Task to complete: Go through the entries below and pick out every line with "screenshot".

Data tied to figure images
┄┄┄┄┄┄┄┄┄┄

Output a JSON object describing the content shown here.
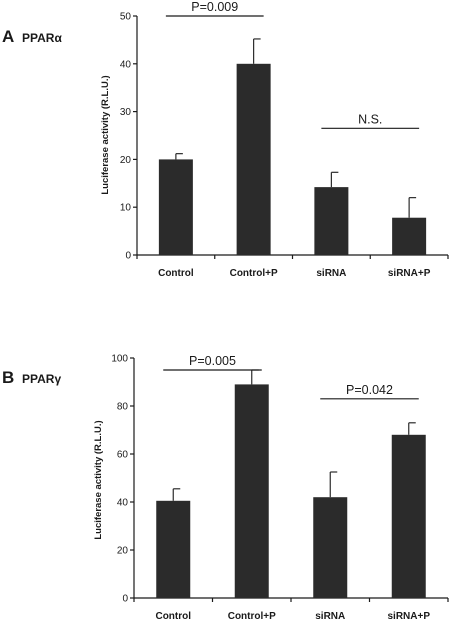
{
  "panels": [
    {
      "letter": "A",
      "name": "PPARα",
      "ylabel": "Luciferase activity (R.L.U.)",
      "chart_data": {
        "type": "bar",
        "categories": [
          "Control",
          "Control+P",
          "siRNA",
          "siRNA+P"
        ],
        "values": [
          20,
          40,
          14.2,
          7.8
        ],
        "errors": [
          1.2,
          5.2,
          3.1,
          4.2
        ],
        "ylim": [
          0,
          50
        ],
        "yticks": [
          0,
          10,
          20,
          30,
          40,
          50
        ],
        "ylabel": "Luciferase activity (R.L.U.)",
        "grid": false,
        "annotations": [
          {
            "text": "P=0.009",
            "from": 0,
            "to": 1,
            "y": 50
          },
          {
            "text": "N.S.",
            "from": 2,
            "to": 3,
            "y": 26.5
          }
        ]
      }
    },
    {
      "letter": "B",
      "name": "PPARγ",
      "ylabel": "Luciferase activity (R.L.U.)",
      "chart_data": {
        "type": "bar",
        "categories": [
          "Control",
          "Control+P",
          "siRNA",
          "siRNA+P"
        ],
        "values": [
          40.5,
          89,
          42,
          68
        ],
        "errors": [
          5,
          6,
          10.5,
          5
        ],
        "ylim": [
          0,
          100
        ],
        "yticks": [
          0,
          20,
          40,
          60,
          80,
          100
        ],
        "ylabel": "Luciferase activity (R.L.U.)",
        "grid": false,
        "annotations": [
          {
            "text": "P=0.005",
            "from": 0,
            "to": 1,
            "y": 95
          },
          {
            "text": "P=0.042",
            "from": 2,
            "to": 3,
            "y": 83
          }
        ]
      }
    }
  ]
}
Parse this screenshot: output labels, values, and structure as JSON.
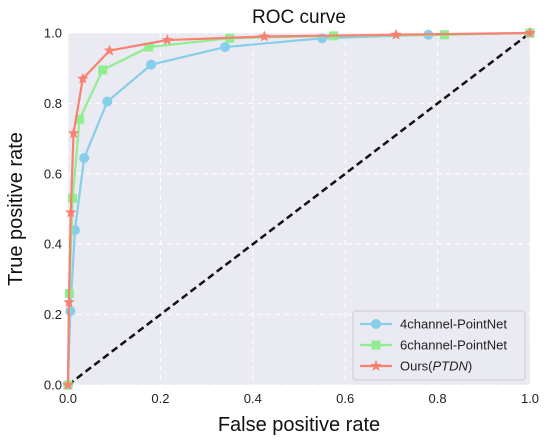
{
  "chart_data": {
    "type": "line",
    "title": "ROC curve",
    "xlabel": "False positive rate",
    "ylabel": "True positive rate",
    "xlim": [
      0,
      1
    ],
    "ylim": [
      0,
      1
    ],
    "xticks": [
      "0.0",
      "0.2",
      "0.4",
      "0.6",
      "0.8",
      "1.0"
    ],
    "yticks": [
      "0.0",
      "0.2",
      "0.4",
      "0.6",
      "0.8",
      "1.0"
    ],
    "grid": true,
    "legend_position": "bottom-right",
    "background": "#eaeaf2",
    "series": [
      {
        "name": "4channel-PointNet",
        "color": "#87ceeb",
        "marker": "circle",
        "x": [
          0.0,
          0.005,
          0.015,
          0.035,
          0.085,
          0.18,
          0.34,
          0.55,
          0.78,
          1.0
        ],
        "y": [
          0.0,
          0.21,
          0.44,
          0.645,
          0.805,
          0.91,
          0.96,
          0.985,
          0.995,
          1.0
        ]
      },
      {
        "name": "6channel-PointNet",
        "color": "#90ee90",
        "marker": "square",
        "x": [
          0.0,
          0.003,
          0.01,
          0.025,
          0.075,
          0.175,
          0.35,
          0.575,
          0.815,
          1.0
        ],
        "y": [
          0.0,
          0.26,
          0.53,
          0.755,
          0.895,
          0.96,
          0.985,
          0.992,
          0.995,
          1.0
        ]
      },
      {
        "name": "Ours(PTDN)",
        "name_plain": "Ours(",
        "name_italic": "PTDN",
        "name_close": ")",
        "color": "#fa8072",
        "marker": "star",
        "x": [
          0.0,
          0.002,
          0.006,
          0.012,
          0.032,
          0.09,
          0.215,
          0.425,
          0.71,
          1.0
        ],
        "y": [
          0.0,
          0.235,
          0.49,
          0.715,
          0.87,
          0.95,
          0.98,
          0.99,
          0.995,
          1.0
        ]
      }
    ],
    "reference_line": {
      "x": [
        0,
        1
      ],
      "y": [
        0,
        1
      ],
      "style": "dashed",
      "color": "#111111"
    }
  }
}
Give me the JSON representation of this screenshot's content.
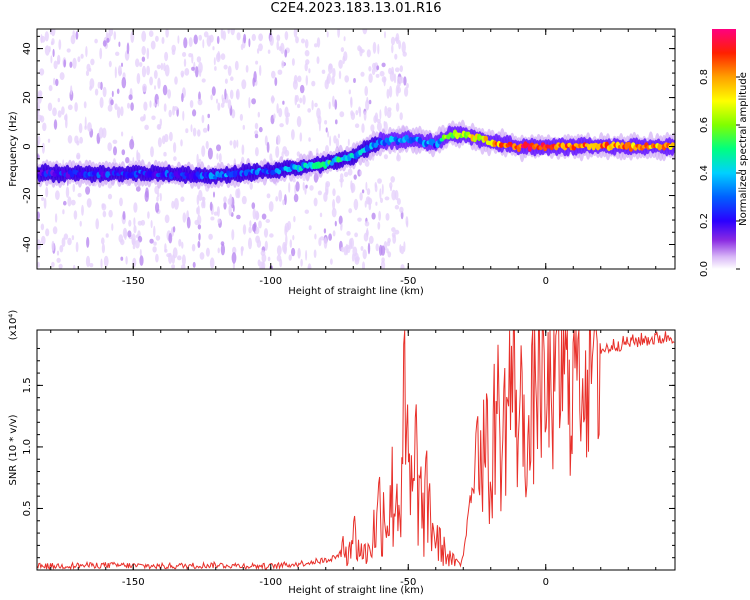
{
  "title": "C2E4.2023.183.13.01.R16",
  "colors": {
    "snr_line": "#e8302a",
    "axis": "#000000",
    "colormap": [
      "#ffffff",
      "#cfa8f5",
      "#9a4cf0",
      "#6a00e6",
      "#2a00ff",
      "#0060ff",
      "#00d0ff",
      "#00ff80",
      "#80ff00",
      "#ffff00",
      "#ffa000",
      "#ff2000",
      "#ff0080"
    ]
  },
  "chart_data": [
    {
      "type": "heatmap",
      "name": "spectrogram",
      "xlabel": "Height of straight line (km)",
      "ylabel": "Frequency (Hz)",
      "xlim": [
        -185,
        47
      ],
      "ylim": [
        -50,
        48
      ],
      "xticks": [
        -150,
        -100,
        -50,
        0
      ],
      "yticks": [
        40,
        20,
        0,
        -20,
        -40
      ],
      "colorbar": {
        "label": "Normalized spectral amplitude",
        "range": [
          0,
          1
        ],
        "ticks": [
          "0.0",
          "0.2",
          "0.4",
          "0.6",
          "0.8"
        ]
      },
      "ridge": {
        "x": [
          -185,
          -160,
          -140,
          -120,
          -100,
          -80,
          -70,
          -60,
          -50,
          -40,
          -35,
          -30,
          -20,
          -10,
          0,
          20,
          47
        ],
        "freq": [
          -11,
          -11,
          -11,
          -12,
          -10,
          -7,
          -4,
          2,
          3,
          1,
          5,
          5,
          2,
          0,
          0,
          0,
          0
        ],
        "amplitude": [
          0.3,
          0.35,
          0.35,
          0.4,
          0.4,
          0.55,
          0.5,
          0.4,
          0.45,
          0.4,
          0.7,
          0.7,
          0.8,
          0.9,
          0.9,
          0.85,
          0.8
        ]
      }
    },
    {
      "type": "line",
      "name": "snr",
      "xlabel": "Height of straight line (km)",
      "ylabel": "SNR (10 * v/v)",
      "y_multiplier": "(x10⁴)",
      "xlim": [
        -185,
        47
      ],
      "ylim": [
        0,
        1.95
      ],
      "xticks": [
        -150,
        -100,
        -50,
        0
      ],
      "yticks": [
        0.5,
        1.0,
        1.5
      ],
      "series": [
        {
          "x": [
            -185,
            -160,
            -140,
            -120,
            -100,
            -90,
            -80,
            -75,
            -72,
            -70,
            -68,
            -65,
            -62,
            -60,
            -57,
            -55,
            -53,
            -52,
            -50,
            -48,
            -47,
            -45,
            -43,
            -40,
            -38,
            -35,
            -33,
            -31,
            -30,
            -29,
            -28,
            -26,
            -25,
            -24,
            -22,
            -20,
            -18,
            -16,
            -15,
            -13,
            -11,
            -10,
            -8,
            -6,
            -4,
            -2,
            0,
            2,
            4,
            6,
            8,
            10,
            12,
            14,
            16,
            20,
            25,
            30,
            35,
            40,
            47
          ],
          "y": [
            0.03,
            0.04,
            0.03,
            0.04,
            0.03,
            0.05,
            0.08,
            0.12,
            0.2,
            0.3,
            0.18,
            0.12,
            0.35,
            0.55,
            0.45,
            0.7,
            0.5,
            1.27,
            0.75,
            0.5,
            1.0,
            0.4,
            0.55,
            0.25,
            0.18,
            0.1,
            0.06,
            0.04,
            0.15,
            0.3,
            0.55,
            0.7,
            1.3,
            0.9,
            1.1,
            0.6,
            1.45,
            0.9,
            1.2,
            1.5,
            1.55,
            1.1,
            1.4,
            0.9,
            1.58,
            1.75,
            1.2,
            1.65,
            1.5,
            1.7,
            1.6,
            1.62,
            1.95,
            1.7,
            1.8,
            1.78,
            1.83,
            1.85,
            1.87,
            1.88,
            1.9
          ]
        }
      ]
    }
  ]
}
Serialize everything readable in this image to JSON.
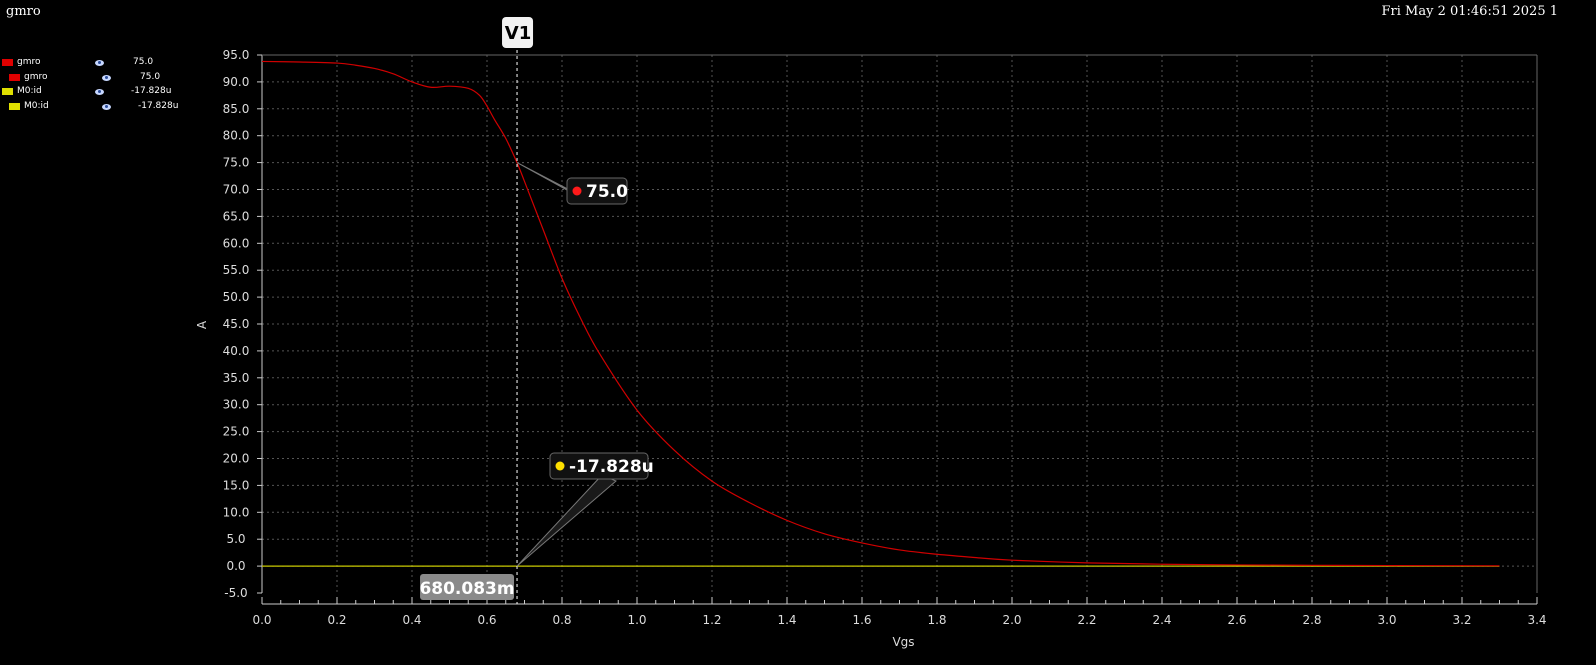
{
  "window": {
    "title": "gmro",
    "datetime": "Fri May 2 01:46:51 2025  1"
  },
  "legend": [
    {
      "name": "gmro",
      "value": "75.0",
      "color": "#e00000",
      "indent": false
    },
    {
      "name": "gmro",
      "value": "75.0",
      "color": "#e00000",
      "indent": true
    },
    {
      "name": "M0:id",
      "value": "-17.828u",
      "color": "#e0e000",
      "indent": false
    },
    {
      "name": "M0:id",
      "value": "-17.828u",
      "color": "#e0e000",
      "indent": true
    }
  ],
  "marker": {
    "label": "V1",
    "x_value": 0.680083,
    "x_readout": "680.083m",
    "readouts": [
      {
        "series": "gmro",
        "text": "75.0",
        "y": 75.0,
        "color": "#ff1a1a"
      },
      {
        "series": "M0:id",
        "text": "-17.828u",
        "y": 0.0,
        "color": "#ffe000"
      }
    ]
  },
  "chart_data": {
    "type": "line",
    "xlabel": "Vgs",
    "ylabel": "A",
    "xlim": [
      0.0,
      3.4
    ],
    "ylim": [
      -5.0,
      95.0
    ],
    "x_ticks": [
      "0.0",
      "0.2",
      "0.4",
      "0.6",
      "0.8",
      "1.0",
      "1.2",
      "1.4",
      "1.6",
      "1.8",
      "2.0",
      "2.2",
      "2.4",
      "2.6",
      "2.8",
      "3.0",
      "3.2",
      "3.4"
    ],
    "y_ticks": [
      "95.0",
      "90.0",
      "85.0",
      "80.0",
      "75.0",
      "70.0",
      "65.0",
      "60.0",
      "55.0",
      "50.0",
      "45.0",
      "40.0",
      "35.0",
      "30.0",
      "25.0",
      "20.0",
      "15.0",
      "10.0",
      "5.0",
      "0.0",
      "-5.0"
    ],
    "grid": true,
    "series": [
      {
        "name": "gmro",
        "color": "#d00000",
        "x": [
          0.0,
          0.1,
          0.2,
          0.25,
          0.3,
          0.35,
          0.4,
          0.45,
          0.5,
          0.55,
          0.58,
          0.6,
          0.62,
          0.65,
          0.68,
          0.7,
          0.75,
          0.8,
          0.85,
          0.9,
          1.0,
          1.1,
          1.2,
          1.3,
          1.4,
          1.5,
          1.6,
          1.7,
          1.8,
          1.9,
          2.0,
          2.2,
          2.4,
          2.6,
          2.8,
          3.0,
          3.3
        ],
        "y": [
          93.8,
          93.7,
          93.5,
          93.1,
          92.5,
          91.5,
          90.0,
          89.0,
          89.2,
          88.8,
          87.5,
          85.5,
          83.0,
          79.5,
          75.0,
          71.5,
          62.5,
          53.5,
          46.0,
          39.5,
          29.0,
          21.5,
          15.8,
          11.8,
          8.5,
          6.0,
          4.3,
          3.0,
          2.2,
          1.6,
          1.1,
          0.6,
          0.35,
          0.22,
          0.15,
          0.1,
          0.05
        ]
      },
      {
        "name": "M0:id",
        "color": "#c8c800",
        "x": [
          0.0,
          3.3
        ],
        "y": [
          0.0,
          0.0
        ]
      }
    ]
  }
}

┄┄┄┄┄┄┄┄┄┄

Expected output:
Parse this screenshot: output labels, values, and structure as JSON.
Give me the JSON representation of this screenshot's content.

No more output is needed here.